■ **Provided records**
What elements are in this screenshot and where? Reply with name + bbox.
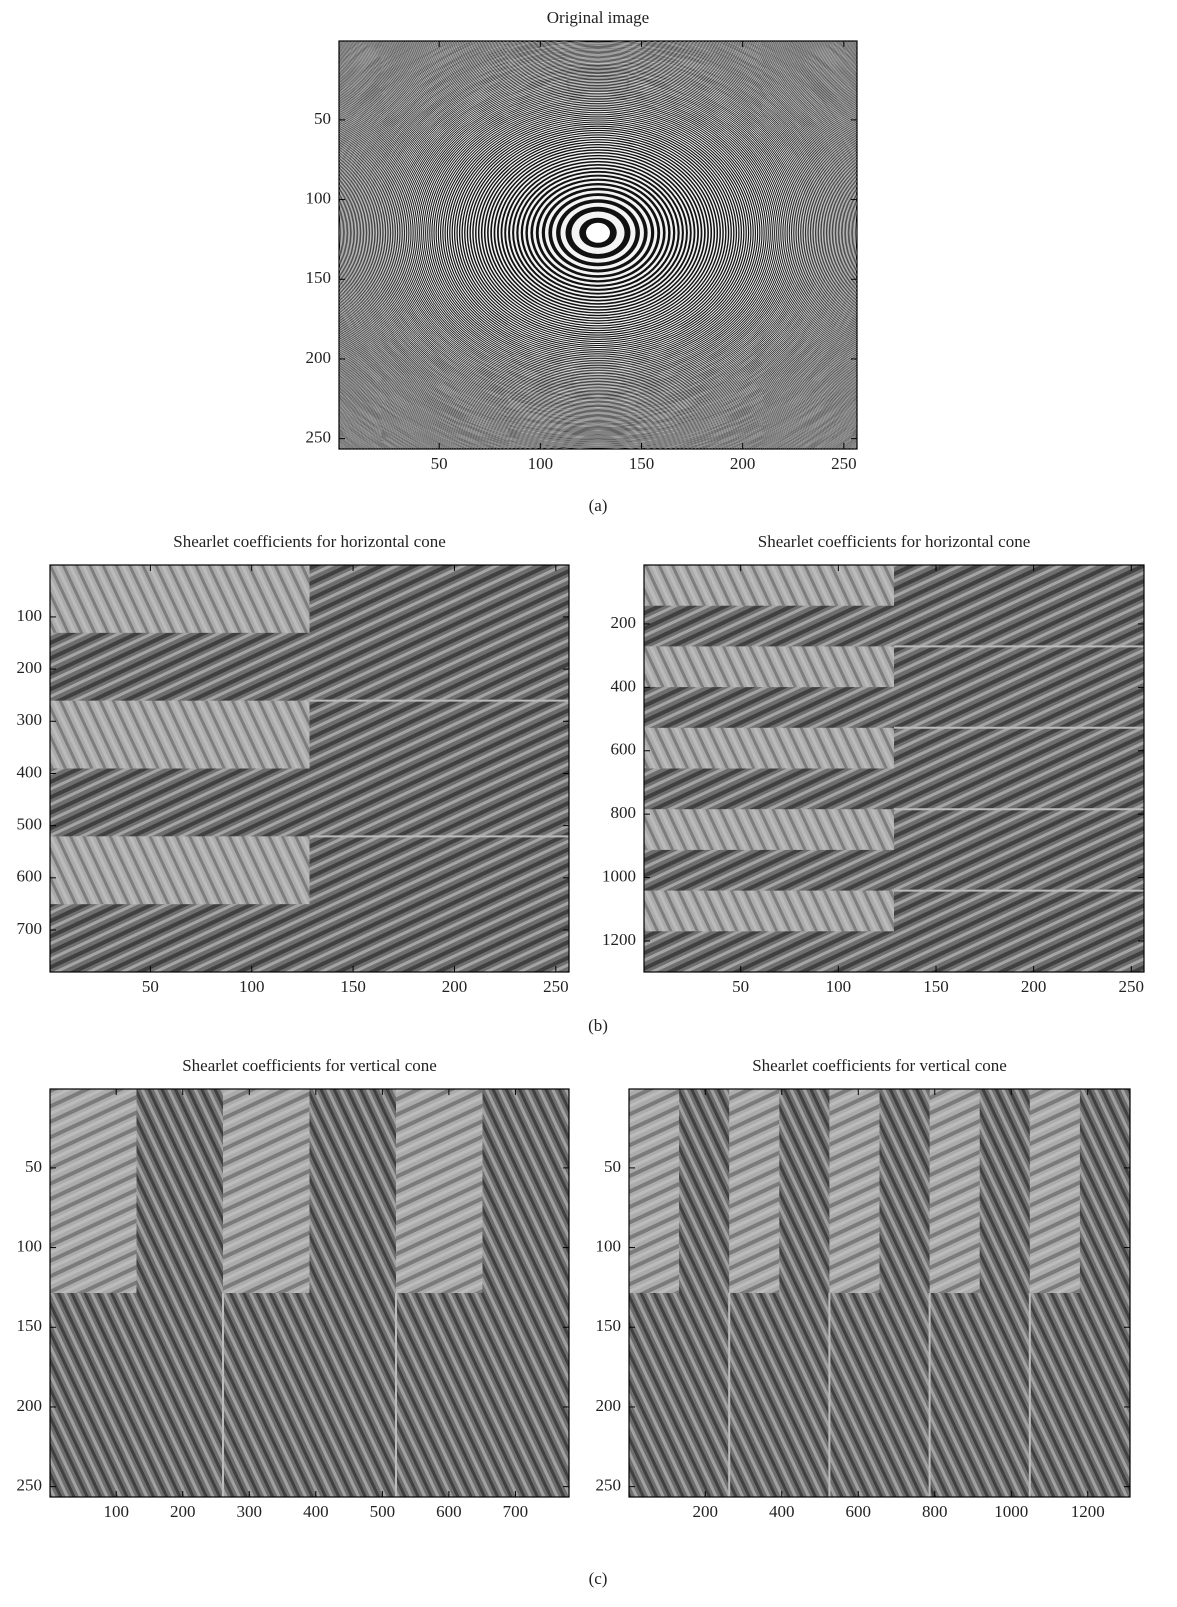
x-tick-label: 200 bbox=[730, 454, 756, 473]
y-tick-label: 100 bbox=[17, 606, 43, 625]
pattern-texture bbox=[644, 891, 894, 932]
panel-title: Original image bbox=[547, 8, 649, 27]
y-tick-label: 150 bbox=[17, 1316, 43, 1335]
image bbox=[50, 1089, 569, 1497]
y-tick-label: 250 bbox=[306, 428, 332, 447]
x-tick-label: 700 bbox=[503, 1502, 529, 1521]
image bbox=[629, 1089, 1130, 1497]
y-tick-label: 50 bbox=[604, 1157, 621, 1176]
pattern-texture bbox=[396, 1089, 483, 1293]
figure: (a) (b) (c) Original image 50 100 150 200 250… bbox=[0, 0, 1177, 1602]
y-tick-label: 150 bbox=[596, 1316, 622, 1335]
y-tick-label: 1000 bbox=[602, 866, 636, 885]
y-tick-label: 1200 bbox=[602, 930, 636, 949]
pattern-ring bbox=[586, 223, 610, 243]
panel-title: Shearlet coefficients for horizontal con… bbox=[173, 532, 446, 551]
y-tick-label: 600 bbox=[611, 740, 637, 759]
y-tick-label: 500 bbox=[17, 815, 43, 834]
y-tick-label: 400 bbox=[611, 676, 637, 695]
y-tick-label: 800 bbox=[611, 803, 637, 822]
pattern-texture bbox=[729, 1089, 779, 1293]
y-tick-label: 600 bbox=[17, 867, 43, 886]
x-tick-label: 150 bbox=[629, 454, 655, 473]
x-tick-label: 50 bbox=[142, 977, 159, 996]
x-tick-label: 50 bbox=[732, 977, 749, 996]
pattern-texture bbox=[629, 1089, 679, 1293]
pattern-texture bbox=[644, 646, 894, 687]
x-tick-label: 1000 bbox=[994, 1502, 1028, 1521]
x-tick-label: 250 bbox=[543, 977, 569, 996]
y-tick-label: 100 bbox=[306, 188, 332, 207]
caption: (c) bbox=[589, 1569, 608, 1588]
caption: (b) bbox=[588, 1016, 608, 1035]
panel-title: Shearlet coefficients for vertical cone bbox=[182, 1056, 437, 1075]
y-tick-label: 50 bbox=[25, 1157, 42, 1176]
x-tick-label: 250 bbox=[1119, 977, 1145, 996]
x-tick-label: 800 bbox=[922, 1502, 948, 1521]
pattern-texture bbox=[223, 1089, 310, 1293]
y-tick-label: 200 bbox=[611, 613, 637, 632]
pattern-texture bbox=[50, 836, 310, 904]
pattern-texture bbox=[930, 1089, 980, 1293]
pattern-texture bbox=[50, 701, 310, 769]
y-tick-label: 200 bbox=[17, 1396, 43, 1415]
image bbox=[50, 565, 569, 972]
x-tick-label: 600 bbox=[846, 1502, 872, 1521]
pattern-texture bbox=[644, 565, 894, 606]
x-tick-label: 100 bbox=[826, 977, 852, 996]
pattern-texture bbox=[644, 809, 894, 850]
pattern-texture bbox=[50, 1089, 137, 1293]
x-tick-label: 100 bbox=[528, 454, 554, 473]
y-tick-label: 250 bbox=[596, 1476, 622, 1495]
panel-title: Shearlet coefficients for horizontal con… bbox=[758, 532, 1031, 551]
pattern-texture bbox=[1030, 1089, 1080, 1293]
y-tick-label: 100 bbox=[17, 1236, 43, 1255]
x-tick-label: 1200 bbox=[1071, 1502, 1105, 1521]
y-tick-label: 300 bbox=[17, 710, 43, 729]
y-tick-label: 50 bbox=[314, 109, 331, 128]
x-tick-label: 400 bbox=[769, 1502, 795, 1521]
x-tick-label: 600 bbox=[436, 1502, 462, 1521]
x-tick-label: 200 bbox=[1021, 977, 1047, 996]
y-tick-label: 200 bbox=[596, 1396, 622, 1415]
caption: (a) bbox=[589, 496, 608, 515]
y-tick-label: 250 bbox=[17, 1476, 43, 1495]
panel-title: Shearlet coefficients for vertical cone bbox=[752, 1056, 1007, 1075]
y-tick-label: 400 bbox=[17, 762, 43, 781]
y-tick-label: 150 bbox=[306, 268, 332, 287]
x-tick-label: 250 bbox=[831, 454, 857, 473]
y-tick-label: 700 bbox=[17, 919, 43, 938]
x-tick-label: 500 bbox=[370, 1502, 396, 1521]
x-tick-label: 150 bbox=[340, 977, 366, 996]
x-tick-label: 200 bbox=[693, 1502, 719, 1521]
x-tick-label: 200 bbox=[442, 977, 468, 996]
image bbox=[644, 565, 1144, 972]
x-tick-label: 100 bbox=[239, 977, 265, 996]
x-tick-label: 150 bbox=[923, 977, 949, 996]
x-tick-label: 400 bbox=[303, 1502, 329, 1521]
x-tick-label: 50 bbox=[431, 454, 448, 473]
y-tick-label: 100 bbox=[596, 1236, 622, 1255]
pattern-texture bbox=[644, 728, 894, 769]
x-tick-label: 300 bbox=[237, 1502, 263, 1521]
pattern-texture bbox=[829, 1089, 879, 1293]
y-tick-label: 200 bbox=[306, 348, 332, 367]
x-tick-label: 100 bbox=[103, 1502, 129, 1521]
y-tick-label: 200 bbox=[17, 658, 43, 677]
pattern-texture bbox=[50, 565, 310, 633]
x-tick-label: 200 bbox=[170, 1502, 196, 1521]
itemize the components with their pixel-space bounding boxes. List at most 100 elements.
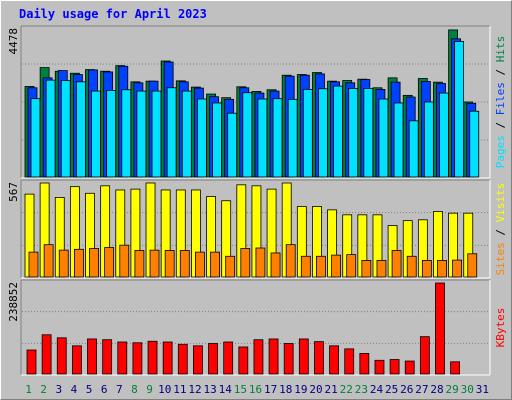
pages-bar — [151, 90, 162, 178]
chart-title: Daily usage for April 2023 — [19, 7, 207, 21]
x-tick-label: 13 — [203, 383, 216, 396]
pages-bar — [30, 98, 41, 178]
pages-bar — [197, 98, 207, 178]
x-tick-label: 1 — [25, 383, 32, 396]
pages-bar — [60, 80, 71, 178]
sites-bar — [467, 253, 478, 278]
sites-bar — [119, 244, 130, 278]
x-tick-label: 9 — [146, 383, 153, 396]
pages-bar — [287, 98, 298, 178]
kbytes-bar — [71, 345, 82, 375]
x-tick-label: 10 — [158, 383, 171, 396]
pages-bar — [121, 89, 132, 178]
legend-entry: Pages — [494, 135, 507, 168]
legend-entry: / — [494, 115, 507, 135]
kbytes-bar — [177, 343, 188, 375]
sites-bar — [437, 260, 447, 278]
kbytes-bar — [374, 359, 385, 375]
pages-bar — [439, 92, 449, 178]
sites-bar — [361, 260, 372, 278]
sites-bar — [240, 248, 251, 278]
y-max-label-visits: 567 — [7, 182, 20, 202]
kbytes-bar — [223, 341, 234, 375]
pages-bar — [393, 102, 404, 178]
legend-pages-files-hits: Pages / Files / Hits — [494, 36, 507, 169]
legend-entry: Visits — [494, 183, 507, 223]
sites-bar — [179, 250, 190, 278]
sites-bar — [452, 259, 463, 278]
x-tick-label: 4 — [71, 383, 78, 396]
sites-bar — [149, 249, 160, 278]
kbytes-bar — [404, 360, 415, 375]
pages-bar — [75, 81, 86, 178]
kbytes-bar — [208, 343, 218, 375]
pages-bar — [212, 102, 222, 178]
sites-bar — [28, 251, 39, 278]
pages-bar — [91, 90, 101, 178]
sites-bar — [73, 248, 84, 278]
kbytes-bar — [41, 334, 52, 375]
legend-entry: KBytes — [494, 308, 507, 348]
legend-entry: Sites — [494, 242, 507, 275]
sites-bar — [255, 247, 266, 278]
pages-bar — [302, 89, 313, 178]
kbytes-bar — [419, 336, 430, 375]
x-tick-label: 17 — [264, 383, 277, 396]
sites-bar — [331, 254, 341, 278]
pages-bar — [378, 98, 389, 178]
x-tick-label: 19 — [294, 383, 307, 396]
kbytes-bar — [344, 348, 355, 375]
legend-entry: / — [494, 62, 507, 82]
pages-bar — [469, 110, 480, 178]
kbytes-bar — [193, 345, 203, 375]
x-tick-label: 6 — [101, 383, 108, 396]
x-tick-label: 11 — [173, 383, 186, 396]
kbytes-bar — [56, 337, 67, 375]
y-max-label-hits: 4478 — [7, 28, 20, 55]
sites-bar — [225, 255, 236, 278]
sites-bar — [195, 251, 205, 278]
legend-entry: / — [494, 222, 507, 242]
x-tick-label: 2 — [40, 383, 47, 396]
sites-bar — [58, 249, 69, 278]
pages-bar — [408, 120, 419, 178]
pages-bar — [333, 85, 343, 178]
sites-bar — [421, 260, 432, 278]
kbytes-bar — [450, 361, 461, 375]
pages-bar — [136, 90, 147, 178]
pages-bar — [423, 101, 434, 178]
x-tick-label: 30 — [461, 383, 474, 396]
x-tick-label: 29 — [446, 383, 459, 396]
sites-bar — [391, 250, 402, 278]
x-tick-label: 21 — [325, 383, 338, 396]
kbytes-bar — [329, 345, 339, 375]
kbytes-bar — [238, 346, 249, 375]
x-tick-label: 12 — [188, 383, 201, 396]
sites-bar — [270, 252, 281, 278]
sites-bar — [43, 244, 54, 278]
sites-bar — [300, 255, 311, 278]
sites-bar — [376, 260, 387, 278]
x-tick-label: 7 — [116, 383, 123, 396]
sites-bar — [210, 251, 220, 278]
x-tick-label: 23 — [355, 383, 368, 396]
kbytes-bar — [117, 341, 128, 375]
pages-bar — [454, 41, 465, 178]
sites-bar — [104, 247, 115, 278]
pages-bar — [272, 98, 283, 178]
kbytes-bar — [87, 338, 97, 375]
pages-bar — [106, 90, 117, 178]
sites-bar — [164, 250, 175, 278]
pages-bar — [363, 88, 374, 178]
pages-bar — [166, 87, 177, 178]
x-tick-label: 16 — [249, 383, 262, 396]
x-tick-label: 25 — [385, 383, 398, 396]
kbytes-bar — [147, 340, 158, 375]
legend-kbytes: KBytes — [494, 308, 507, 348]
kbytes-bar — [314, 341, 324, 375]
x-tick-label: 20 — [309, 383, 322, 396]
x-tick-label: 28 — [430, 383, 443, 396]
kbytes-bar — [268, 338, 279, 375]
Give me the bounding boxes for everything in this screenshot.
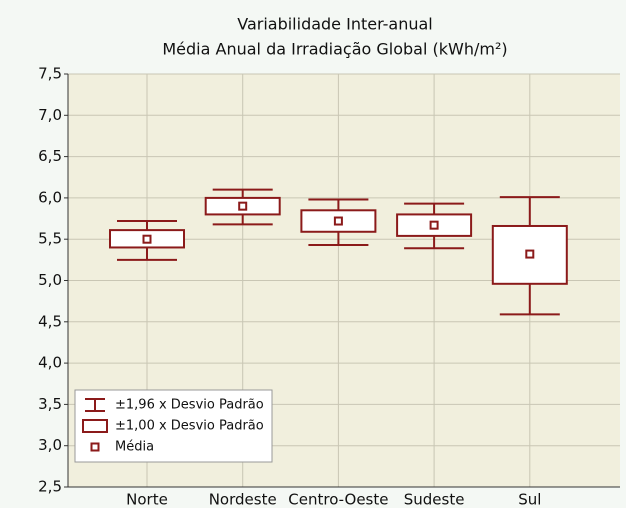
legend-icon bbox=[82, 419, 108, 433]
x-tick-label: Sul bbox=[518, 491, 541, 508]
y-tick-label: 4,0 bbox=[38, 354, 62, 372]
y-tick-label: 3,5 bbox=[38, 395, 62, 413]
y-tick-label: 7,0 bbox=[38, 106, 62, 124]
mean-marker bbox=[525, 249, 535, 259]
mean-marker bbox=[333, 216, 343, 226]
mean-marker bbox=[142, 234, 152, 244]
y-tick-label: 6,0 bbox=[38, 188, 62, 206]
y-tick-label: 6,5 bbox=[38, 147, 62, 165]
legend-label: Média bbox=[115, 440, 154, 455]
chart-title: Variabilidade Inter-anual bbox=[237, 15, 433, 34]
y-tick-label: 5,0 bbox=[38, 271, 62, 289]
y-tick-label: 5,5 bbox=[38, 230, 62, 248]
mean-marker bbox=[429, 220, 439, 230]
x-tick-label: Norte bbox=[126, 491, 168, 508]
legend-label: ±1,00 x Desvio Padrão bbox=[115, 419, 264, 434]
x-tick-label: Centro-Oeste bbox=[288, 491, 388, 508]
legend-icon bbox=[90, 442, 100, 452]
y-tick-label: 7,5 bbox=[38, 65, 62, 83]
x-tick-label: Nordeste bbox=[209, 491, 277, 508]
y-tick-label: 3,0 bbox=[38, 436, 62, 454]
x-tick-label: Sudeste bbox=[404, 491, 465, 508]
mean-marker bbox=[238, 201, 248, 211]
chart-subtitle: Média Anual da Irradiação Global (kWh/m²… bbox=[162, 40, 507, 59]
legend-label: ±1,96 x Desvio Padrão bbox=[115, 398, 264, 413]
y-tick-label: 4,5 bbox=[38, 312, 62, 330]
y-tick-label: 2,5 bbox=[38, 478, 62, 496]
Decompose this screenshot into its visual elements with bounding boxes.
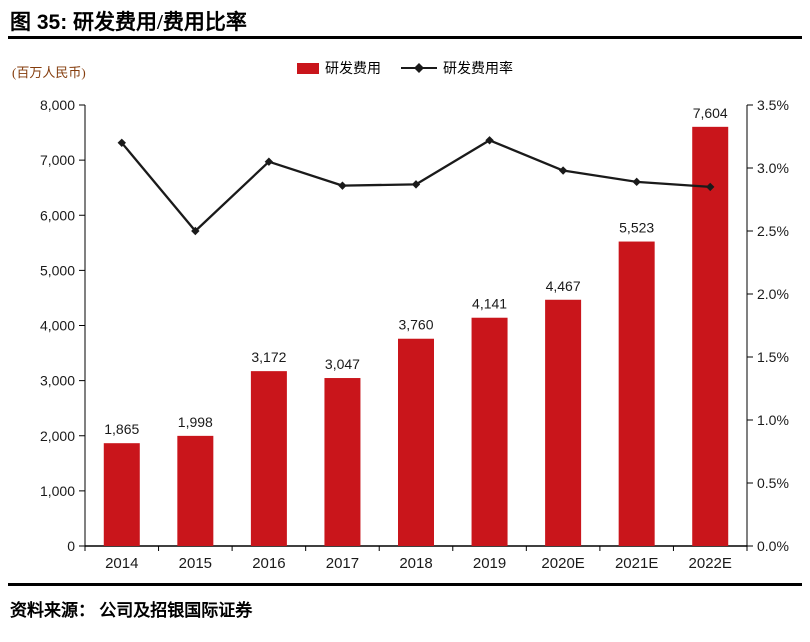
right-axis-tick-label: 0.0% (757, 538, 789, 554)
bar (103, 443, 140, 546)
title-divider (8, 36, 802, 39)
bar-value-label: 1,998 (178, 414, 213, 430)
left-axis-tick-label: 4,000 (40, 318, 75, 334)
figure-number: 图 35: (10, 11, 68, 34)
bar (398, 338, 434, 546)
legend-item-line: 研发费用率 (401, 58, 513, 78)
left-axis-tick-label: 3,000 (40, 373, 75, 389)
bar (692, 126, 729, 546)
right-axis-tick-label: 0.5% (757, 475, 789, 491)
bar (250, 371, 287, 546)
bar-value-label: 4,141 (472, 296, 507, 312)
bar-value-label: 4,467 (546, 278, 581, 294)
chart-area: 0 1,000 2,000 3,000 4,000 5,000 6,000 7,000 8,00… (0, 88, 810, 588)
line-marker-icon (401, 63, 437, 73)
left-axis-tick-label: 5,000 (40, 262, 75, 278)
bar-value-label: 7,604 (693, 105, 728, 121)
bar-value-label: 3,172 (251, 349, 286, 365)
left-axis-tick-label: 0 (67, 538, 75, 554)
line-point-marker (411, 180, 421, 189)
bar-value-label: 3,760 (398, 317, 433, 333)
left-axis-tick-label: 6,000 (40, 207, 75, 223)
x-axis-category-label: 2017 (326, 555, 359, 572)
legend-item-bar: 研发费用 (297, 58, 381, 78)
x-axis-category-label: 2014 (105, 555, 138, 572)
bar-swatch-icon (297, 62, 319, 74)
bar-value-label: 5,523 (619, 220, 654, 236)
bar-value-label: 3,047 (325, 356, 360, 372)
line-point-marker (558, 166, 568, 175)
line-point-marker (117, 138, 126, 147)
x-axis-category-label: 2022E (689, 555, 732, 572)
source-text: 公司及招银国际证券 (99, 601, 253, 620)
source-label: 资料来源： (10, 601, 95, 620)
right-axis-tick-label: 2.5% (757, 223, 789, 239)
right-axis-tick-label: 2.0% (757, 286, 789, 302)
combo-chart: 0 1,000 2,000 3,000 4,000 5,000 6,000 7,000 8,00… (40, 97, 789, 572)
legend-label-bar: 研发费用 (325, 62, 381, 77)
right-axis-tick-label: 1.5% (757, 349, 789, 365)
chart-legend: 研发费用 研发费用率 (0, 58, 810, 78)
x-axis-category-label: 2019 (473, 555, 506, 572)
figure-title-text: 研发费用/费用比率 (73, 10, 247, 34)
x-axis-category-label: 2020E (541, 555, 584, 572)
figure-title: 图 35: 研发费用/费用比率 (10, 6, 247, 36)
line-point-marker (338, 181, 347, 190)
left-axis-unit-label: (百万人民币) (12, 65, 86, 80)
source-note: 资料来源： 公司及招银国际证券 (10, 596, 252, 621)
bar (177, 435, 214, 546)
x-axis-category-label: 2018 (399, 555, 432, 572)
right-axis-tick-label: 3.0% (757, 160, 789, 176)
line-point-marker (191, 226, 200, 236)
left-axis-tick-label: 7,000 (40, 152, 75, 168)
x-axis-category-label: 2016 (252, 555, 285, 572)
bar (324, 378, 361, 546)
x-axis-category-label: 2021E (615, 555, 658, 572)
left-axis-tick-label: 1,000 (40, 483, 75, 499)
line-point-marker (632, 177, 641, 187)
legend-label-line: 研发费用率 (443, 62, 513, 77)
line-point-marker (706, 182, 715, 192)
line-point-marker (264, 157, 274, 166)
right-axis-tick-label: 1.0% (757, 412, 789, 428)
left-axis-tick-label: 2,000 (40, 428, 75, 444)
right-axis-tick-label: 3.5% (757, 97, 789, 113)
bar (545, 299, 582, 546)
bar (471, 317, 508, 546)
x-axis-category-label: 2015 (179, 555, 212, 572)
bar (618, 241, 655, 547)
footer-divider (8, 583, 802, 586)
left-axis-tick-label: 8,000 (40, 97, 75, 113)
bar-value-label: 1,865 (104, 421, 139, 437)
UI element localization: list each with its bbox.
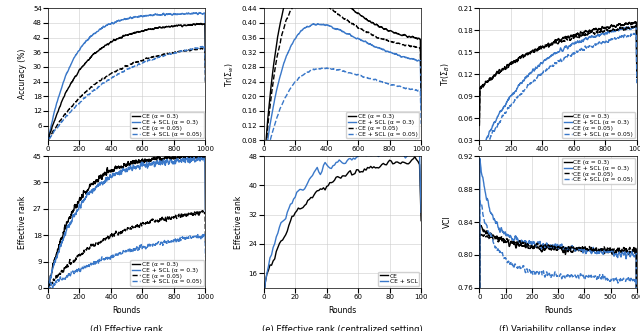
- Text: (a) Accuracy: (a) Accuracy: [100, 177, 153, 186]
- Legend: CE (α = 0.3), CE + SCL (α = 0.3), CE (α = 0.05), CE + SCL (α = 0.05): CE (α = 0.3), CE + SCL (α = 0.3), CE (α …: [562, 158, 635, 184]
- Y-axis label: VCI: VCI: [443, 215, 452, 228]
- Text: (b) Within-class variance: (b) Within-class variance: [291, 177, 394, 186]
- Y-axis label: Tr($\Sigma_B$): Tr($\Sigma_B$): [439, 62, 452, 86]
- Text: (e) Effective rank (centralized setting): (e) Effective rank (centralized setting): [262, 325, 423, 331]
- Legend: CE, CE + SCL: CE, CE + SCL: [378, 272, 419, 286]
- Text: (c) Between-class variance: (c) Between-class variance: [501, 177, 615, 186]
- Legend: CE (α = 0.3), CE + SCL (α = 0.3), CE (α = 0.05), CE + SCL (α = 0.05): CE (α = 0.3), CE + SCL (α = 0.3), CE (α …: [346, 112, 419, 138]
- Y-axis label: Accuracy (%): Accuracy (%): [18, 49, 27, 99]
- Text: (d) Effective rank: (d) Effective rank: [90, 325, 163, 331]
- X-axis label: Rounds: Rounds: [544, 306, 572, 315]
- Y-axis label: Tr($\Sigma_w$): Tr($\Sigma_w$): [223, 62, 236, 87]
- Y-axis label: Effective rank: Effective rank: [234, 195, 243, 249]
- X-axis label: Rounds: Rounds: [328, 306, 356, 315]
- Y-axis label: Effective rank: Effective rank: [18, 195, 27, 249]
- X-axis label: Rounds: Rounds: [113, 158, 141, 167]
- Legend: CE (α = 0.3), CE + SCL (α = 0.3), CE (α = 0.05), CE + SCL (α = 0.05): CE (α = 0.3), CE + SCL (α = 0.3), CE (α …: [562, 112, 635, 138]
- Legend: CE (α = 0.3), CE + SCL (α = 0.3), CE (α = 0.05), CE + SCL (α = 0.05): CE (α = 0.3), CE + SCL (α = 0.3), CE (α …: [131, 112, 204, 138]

■ **Work to do**
Quote verbatim the lines beginning with the line containing "legend-icon bbox=[82, 419, 108, 433]" and continuing through the line containing "chart-title: Variabilidade Inter-anual", with both of those lines included.

■ **Answer to the exercise**
legend-icon bbox=[82, 419, 108, 433]
x-tick-label: Sul bbox=[518, 491, 541, 508]
y-tick-label: 4,0 bbox=[38, 354, 62, 372]
y-tick-label: 3,5 bbox=[38, 395, 62, 413]
y-tick-label: 7,0 bbox=[38, 106, 62, 124]
mean-marker bbox=[525, 249, 535, 259]
mean-marker bbox=[333, 216, 343, 226]
mean-marker bbox=[142, 234, 152, 244]
y-tick-label: 6,0 bbox=[38, 188, 62, 206]
y-tick-label: 6,5 bbox=[38, 147, 62, 165]
legend-label: Média bbox=[115, 440, 154, 455]
chart-title: Variabilidade Inter-anual bbox=[237, 15, 433, 34]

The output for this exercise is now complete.